DATA EXCERPTS:
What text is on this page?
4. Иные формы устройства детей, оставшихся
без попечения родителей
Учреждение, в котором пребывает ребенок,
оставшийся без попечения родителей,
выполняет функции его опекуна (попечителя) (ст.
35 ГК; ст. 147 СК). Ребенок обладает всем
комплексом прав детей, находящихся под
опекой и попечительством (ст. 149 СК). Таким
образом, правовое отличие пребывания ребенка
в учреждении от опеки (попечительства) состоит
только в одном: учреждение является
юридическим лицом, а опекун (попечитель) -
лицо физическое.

TASK PROMPT: Copy each line of the listing that includes "родителей".

RESPONSE TO THIS TASK:
без попечения родителей
оставшийся без попечения родителей,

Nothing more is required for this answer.